[What is asked]:
Work through the material below and count the lines holding the word "ella"; give that count and nothing more.

[Stored records]:

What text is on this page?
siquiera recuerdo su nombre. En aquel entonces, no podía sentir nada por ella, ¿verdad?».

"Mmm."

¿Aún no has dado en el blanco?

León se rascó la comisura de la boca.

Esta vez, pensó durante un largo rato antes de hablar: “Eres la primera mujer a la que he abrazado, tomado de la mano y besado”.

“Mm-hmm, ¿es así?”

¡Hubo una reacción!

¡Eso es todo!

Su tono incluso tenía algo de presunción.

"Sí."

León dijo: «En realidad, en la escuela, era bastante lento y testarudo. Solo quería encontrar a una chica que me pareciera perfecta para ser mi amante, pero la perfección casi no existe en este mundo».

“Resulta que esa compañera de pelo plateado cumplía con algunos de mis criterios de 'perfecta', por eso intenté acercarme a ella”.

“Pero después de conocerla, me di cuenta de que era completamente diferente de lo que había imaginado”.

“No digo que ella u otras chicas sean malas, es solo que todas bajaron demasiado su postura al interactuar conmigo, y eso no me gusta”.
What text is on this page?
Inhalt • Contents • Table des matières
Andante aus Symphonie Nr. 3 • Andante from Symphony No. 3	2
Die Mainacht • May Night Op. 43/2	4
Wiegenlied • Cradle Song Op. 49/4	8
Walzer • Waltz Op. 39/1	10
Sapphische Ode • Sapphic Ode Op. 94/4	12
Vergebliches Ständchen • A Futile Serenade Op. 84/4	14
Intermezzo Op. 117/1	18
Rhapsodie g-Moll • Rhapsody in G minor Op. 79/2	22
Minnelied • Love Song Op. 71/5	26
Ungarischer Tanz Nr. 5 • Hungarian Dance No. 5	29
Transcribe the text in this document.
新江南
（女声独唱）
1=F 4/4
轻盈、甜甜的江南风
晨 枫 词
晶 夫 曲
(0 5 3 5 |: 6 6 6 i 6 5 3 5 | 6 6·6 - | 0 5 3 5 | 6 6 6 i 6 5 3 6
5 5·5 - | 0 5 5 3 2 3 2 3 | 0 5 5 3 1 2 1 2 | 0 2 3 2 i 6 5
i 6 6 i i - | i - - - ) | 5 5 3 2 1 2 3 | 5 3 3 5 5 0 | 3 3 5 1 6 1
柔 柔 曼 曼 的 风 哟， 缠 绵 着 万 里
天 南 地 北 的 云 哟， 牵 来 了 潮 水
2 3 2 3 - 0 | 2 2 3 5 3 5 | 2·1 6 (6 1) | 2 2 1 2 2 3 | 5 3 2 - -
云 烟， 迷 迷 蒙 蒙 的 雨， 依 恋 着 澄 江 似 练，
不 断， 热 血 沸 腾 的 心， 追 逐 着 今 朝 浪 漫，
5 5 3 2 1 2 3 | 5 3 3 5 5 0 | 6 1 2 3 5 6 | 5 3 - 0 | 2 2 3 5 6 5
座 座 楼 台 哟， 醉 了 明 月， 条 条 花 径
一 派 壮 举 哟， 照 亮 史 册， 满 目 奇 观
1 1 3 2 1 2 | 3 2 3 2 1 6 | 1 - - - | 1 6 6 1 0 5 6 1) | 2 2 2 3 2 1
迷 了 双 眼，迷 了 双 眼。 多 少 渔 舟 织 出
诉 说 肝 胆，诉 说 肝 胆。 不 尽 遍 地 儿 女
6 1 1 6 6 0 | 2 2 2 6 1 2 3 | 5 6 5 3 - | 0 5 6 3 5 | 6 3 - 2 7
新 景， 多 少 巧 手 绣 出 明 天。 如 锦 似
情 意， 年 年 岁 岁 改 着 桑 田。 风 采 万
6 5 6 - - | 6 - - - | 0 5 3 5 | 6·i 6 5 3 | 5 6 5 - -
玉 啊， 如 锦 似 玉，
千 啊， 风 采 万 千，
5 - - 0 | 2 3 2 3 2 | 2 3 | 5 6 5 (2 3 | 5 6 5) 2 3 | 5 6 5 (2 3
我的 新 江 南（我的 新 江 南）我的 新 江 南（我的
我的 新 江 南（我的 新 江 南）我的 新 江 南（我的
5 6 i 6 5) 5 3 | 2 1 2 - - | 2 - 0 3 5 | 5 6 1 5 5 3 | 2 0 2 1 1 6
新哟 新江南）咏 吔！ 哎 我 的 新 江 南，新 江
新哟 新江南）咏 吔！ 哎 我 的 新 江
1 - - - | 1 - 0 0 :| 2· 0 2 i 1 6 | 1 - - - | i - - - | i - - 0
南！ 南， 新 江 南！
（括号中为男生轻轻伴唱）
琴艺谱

[Written reply]:
3